— Start —

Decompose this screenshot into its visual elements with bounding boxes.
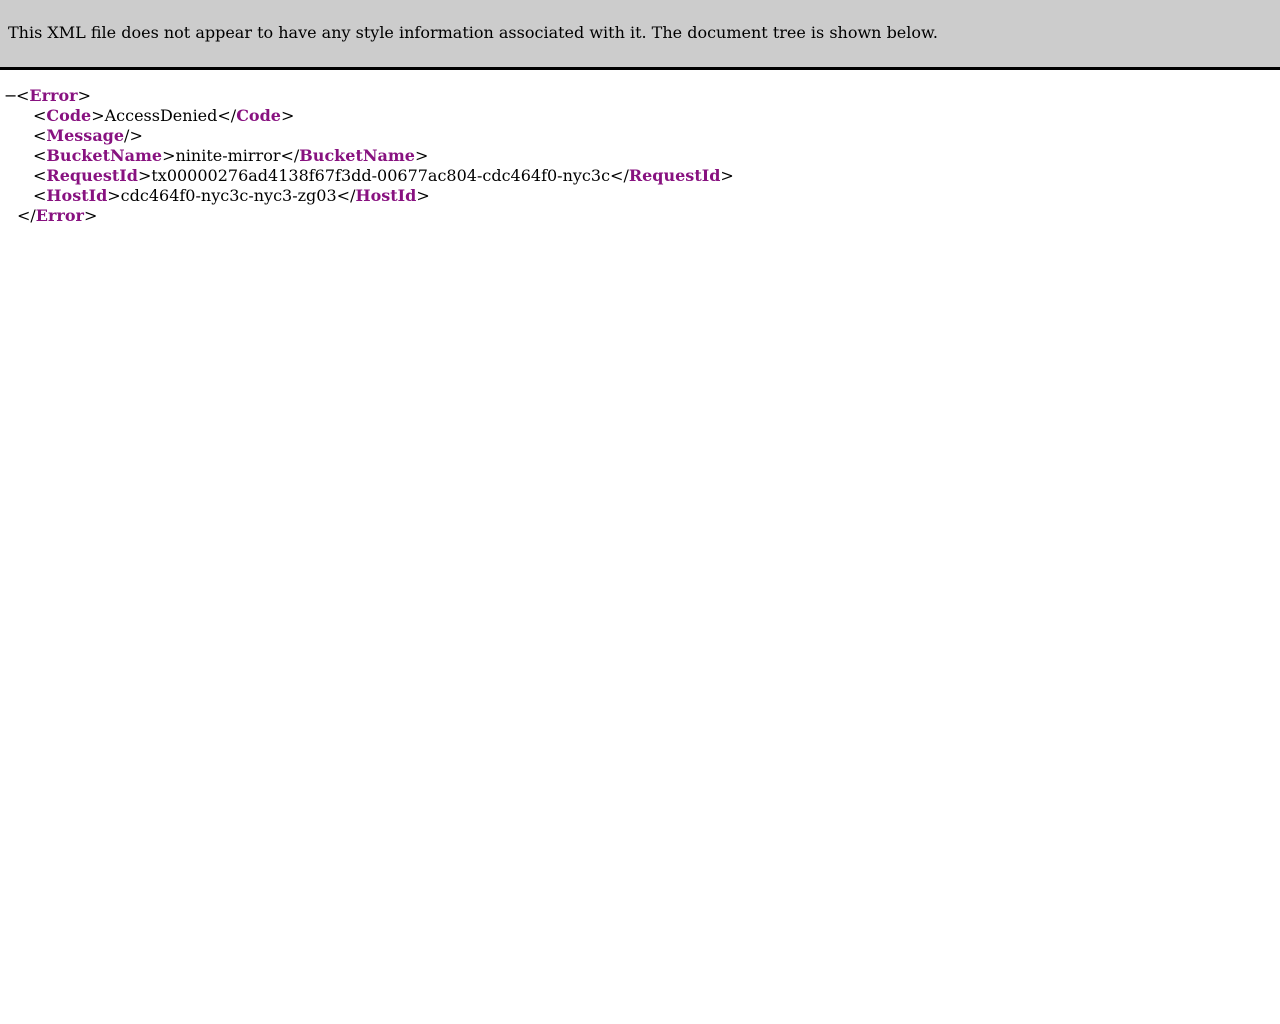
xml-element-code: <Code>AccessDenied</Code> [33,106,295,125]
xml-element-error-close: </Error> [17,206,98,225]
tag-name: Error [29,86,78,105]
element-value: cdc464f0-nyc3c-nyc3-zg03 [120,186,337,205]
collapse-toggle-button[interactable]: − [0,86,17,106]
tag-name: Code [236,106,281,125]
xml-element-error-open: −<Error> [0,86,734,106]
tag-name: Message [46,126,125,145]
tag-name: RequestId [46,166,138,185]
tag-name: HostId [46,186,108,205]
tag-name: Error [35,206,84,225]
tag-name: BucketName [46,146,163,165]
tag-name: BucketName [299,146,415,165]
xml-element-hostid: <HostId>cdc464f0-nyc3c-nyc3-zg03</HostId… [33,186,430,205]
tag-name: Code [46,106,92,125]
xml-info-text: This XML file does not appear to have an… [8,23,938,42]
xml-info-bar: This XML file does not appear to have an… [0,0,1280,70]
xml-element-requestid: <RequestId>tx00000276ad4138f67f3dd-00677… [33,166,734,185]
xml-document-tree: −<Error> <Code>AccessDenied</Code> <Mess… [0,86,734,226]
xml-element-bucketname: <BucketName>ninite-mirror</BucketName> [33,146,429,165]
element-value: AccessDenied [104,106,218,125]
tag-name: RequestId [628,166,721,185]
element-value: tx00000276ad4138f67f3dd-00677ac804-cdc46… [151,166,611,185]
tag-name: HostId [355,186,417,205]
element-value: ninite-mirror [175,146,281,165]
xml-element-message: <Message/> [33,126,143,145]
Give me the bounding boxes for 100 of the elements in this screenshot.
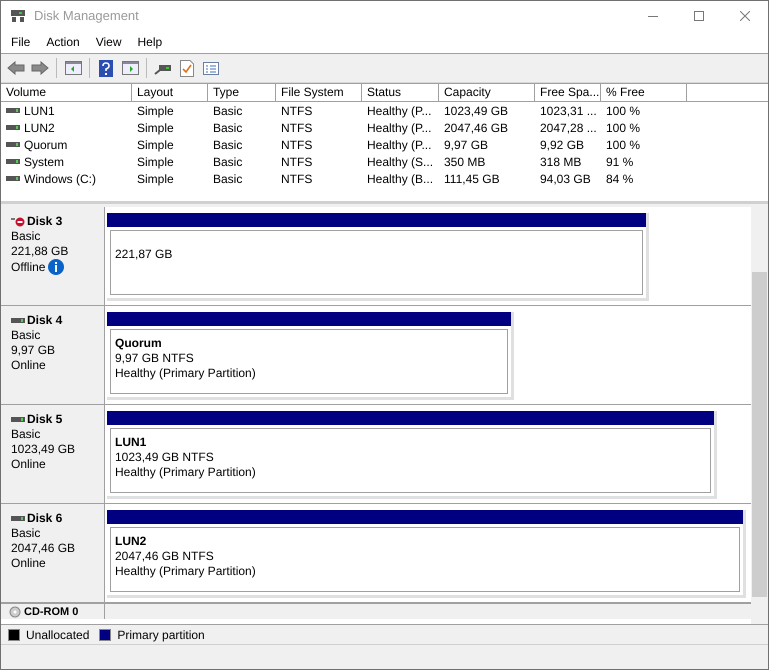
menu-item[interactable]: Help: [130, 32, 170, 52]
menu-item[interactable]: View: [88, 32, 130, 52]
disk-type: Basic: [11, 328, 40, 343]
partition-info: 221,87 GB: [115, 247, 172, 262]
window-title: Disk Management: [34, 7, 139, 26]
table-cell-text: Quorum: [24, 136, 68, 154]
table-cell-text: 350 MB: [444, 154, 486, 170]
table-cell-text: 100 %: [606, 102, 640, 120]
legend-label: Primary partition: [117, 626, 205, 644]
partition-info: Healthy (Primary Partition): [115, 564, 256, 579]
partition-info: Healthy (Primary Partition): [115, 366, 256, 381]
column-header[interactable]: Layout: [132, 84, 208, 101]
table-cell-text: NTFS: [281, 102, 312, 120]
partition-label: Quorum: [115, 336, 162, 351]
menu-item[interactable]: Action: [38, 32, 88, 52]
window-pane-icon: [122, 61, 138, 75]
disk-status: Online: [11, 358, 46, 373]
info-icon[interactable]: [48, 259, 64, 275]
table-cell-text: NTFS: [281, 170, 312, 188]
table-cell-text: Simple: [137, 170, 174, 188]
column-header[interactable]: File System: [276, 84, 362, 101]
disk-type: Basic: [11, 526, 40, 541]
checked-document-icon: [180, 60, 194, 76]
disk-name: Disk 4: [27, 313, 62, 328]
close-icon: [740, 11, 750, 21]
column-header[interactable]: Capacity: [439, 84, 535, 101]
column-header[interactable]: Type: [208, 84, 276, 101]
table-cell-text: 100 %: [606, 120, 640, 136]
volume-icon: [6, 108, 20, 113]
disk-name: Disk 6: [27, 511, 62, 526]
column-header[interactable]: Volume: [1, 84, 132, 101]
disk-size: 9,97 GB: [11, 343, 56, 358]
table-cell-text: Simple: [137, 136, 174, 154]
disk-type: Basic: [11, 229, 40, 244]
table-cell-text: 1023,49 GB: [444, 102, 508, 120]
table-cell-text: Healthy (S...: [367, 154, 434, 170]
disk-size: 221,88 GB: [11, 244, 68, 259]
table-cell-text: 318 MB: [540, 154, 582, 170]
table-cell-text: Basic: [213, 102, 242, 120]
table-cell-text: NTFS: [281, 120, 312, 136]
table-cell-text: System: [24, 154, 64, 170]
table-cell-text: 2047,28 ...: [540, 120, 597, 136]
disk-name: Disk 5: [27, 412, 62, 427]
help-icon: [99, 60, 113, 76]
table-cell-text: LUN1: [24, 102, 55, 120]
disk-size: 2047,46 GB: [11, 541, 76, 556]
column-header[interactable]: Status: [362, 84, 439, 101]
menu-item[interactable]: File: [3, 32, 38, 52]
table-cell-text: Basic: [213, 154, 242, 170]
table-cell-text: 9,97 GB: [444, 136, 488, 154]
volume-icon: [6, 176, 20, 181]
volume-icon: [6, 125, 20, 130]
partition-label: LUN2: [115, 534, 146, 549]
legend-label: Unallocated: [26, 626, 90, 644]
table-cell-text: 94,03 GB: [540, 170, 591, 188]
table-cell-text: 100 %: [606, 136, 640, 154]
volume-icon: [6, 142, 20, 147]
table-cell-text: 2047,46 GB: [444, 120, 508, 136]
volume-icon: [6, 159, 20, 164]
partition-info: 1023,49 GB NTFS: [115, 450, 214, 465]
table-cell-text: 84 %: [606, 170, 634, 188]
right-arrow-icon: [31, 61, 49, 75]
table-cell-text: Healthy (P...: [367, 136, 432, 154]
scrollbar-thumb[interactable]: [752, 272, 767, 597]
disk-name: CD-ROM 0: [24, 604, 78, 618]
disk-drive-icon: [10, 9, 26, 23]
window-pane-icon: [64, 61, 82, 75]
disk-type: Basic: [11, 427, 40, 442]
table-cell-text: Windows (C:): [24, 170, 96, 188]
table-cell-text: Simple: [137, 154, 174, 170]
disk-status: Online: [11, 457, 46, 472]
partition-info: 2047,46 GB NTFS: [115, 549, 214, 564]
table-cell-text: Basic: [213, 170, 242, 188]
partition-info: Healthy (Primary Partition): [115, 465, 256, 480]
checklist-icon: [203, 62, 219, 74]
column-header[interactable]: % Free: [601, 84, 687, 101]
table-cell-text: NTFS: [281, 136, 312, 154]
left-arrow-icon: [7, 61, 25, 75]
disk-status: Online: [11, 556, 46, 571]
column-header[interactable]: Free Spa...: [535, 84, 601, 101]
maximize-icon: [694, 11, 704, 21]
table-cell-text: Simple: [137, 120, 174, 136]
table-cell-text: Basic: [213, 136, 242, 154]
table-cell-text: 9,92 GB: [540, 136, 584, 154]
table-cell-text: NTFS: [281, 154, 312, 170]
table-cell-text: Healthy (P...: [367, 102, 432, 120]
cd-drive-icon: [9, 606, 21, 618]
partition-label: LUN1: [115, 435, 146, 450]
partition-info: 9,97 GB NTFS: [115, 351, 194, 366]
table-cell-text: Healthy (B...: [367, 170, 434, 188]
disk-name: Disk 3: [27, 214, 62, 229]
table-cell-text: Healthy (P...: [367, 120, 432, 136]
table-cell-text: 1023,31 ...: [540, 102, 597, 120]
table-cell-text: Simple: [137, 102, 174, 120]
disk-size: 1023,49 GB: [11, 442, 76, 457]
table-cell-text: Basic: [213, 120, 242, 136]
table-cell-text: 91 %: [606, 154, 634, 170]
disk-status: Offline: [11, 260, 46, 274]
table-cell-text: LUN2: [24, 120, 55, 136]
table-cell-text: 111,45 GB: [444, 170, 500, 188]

— End —

What this task involves: Copy out every line of the rows above verbatim, leaving out the pictures.

The reply:
Decompose this screenshot into its visual elements with bounding boxes.
xml-element-code: <Code>AccessDenied</Code> [33,106,295,125]
xml-element-error-close: </Error> [17,206,98,225]
tag-name: Error [29,86,78,105]
element-value: cdc464f0-nyc3c-nyc3-zg03 [120,186,337,205]
collapse-toggle-button[interactable]: − [0,86,17,106]
tag-name: Code [236,106,281,125]
xml-element-error-open: −<Error> [0,86,734,106]
tag-name: Message [46,126,125,145]
tag-name: RequestId [46,166,138,185]
tag-name: HostId [46,186,108,205]
tag-name: Error [35,206,84,225]
tag-name: BucketName [46,146,163,165]
tag-name: BucketName [299,146,415,165]
xml-element-hostid: <HostId>cdc464f0-nyc3c-nyc3-zg03</HostId… [33,186,430,205]
tag-name: Code [46,106,92,125]
xml-info-text: This XML file does not appear to have an… [8,23,938,42]
xml-info-bar: This XML file does not appear to have an… [0,0,1280,70]
xml-element-requestid: <RequestId>tx00000276ad4138f67f3dd-00677… [33,166,734,185]
xml-document-tree: −<Error> <Code>AccessDenied</Code> <Mess… [0,86,734,226]
xml-element-bucketname: <BucketName>ninite-mirror</BucketName> [33,146,429,165]
element-value: AccessDenied [104,106,218,125]
tag-name: RequestId [628,166,721,185]
element-value: tx00000276ad4138f67f3dd-00677ac804-cdc46… [151,166,611,185]
tag-name: HostId [355,186,417,205]
element-value: ninite-mirror [175,146,281,165]
xml-element-message: <Message/> [33,126,143,145]
Give me the bounding boxes for 100 of the elements in this screenshot.
menu-item[interactable]: Help: [130, 32, 170, 52]
menu-item[interactable]: View: [88, 32, 130, 52]
disk-type: Basic: [11, 328, 40, 343]
partition-info: 221,87 GB: [115, 247, 172, 262]
window-title: Disk Management: [34, 7, 139, 26]
table-cell-text: Quorum: [24, 136, 68, 154]
table-cell-text: 350 MB: [444, 154, 486, 170]
table-cell-text: 100 %: [606, 102, 640, 120]
legend-label: Primary partition: [117, 626, 205, 644]
partition-info: Healthy (Primary Partition): [115, 564, 256, 579]
partition-info: Healthy (Primary Partition): [115, 366, 256, 381]
column-header[interactable]: Layout: [132, 84, 208, 101]
table-cell-text: NTFS: [281, 102, 312, 120]
partition-label: Quorum: [115, 336, 162, 351]
menu-item[interactable]: Action: [38, 32, 88, 52]
window-pane-icon: [122, 61, 138, 75]
disk-status: Online: [11, 358, 46, 373]
info-icon[interactable]: [48, 259, 64, 275]
table-cell-text: NTFS: [281, 170, 312, 188]
table-cell-text: Simple: [137, 170, 174, 188]
column-header[interactable]: File System: [276, 84, 362, 101]
disk-type: Basic: [11, 526, 40, 541]
checked-document-icon: [180, 60, 194, 76]
disk-name: Disk 4: [27, 313, 62, 328]
close-icon: [740, 11, 750, 21]
column-header[interactable]: Capacity: [439, 84, 535, 101]
column-header[interactable]: Type: [208, 84, 276, 101]
table-cell-text: 100 %: [606, 120, 640, 136]
volume-icon: [6, 108, 20, 113]
disk-name: Disk 6: [27, 511, 62, 526]
column-header[interactable]: Volume: [1, 84, 132, 101]
disk-size: 9,97 GB: [11, 343, 56, 358]
table-cell-text: Simple: [137, 136, 174, 154]
disk-type: Basic: [11, 229, 40, 244]
table-cell-text: 1023,49 GB: [444, 102, 508, 120]
table-cell-text: Healthy (S...: [367, 154, 434, 170]
disk-size: 221,88 GB: [11, 244, 68, 259]
table-cell-text: 318 MB: [540, 154, 582, 170]
table-cell-text: Basic: [213, 102, 242, 120]
table-cell-text: NTFS: [281, 120, 312, 136]
table-cell-text: System: [24, 154, 64, 170]
table-cell-text: 2047,28 ...: [540, 120, 597, 136]
disk-name: Disk 5: [27, 412, 62, 427]
help-icon: [99, 60, 113, 76]
table-cell-text: LUN1: [24, 102, 55, 120]
disk-size: 2047,46 GB: [11, 541, 76, 556]
column-header[interactable]: Status: [362, 84, 439, 101]
menu-item[interactable]: File: [3, 32, 38, 52]
table-cell-text: Basic: [213, 154, 242, 170]
table-cell-text: 9,97 GB: [444, 136, 488, 154]
volume-icon: [6, 176, 20, 181]
volume-icon: [6, 125, 20, 130]
partition-label: LUN2: [115, 534, 146, 549]
legend-label: Unallocated: [26, 626, 90, 644]
table-cell-text: 94,03 GB: [540, 170, 591, 188]
table-cell-text: 100 %: [606, 136, 640, 154]
volume-icon: [6, 142, 20, 147]
table-cell-text: 2047,46 GB: [444, 120, 508, 136]
volume-icon: [6, 159, 20, 164]
partition-info: 1023,49 GB NTFS: [115, 450, 214, 465]
table-cell-text: 84 %: [606, 170, 634, 188]
right-arrow-icon: [31, 61, 49, 75]
table-cell-text: Healthy (P...: [367, 136, 432, 154]
scrollbar-thumb[interactable]: [752, 272, 767, 597]
disk-name: CD-ROM 0: [24, 604, 78, 618]
disk-drive-icon: [10, 9, 26, 23]
window-pane-icon: [64, 61, 82, 75]
disk-type: Basic: [11, 427, 40, 442]
table-cell-text: Windows (C:): [24, 170, 96, 188]
table-cell-text: Simple: [137, 154, 174, 170]
disk-status: Online: [11, 457, 46, 472]
partition-info: 2047,46 GB NTFS: [115, 549, 214, 564]
table-cell-text: Basic: [213, 170, 242, 188]
partition-info: Healthy (Primary Partition): [115, 465, 256, 480]
checklist-icon: [203, 62, 219, 74]
column-header[interactable]: % Free: [601, 84, 687, 101]
table-cell-text: NTFS: [281, 136, 312, 154]
left-arrow-icon: [7, 61, 25, 75]
disk-status: Online: [11, 556, 46, 571]
column-header[interactable]: Free Spa...: [535, 84, 601, 101]
maximize-icon: [694, 11, 704, 21]
table-cell-text: Simple: [137, 120, 174, 136]
table-cell-text: Basic: [213, 136, 242, 154]
table-cell-text: 9,92 GB: [540, 136, 584, 154]
table-cell-text: NTFS: [281, 154, 312, 170]
table-cell-text: Healthy (P...: [367, 102, 432, 120]
cd-drive-icon: [9, 606, 21, 618]
partition-label: LUN1: [115, 435, 146, 450]
partition-info: 9,97 GB NTFS: [115, 351, 194, 366]
table-cell-text: Healthy (B...: [367, 170, 434, 188]
disk-name: Disk 3: [27, 214, 62, 229]
table-cell-text: Healthy (P...: [367, 120, 432, 136]
table-cell-text: 1023,31 ...: [540, 102, 597, 120]
table-cell-text: Simple: [137, 102, 174, 120]
disk-size: 1023,49 GB: [11, 442, 76, 457]
table-cell-text: Basic: [213, 120, 242, 136]
table-cell-text: 91 %: [606, 154, 634, 170]
disk-status: Offline: [11, 260, 46, 274]
table-cell-text: LUN2: [24, 120, 55, 136]
table-cell-text: 111,45 GB: [444, 170, 500, 188]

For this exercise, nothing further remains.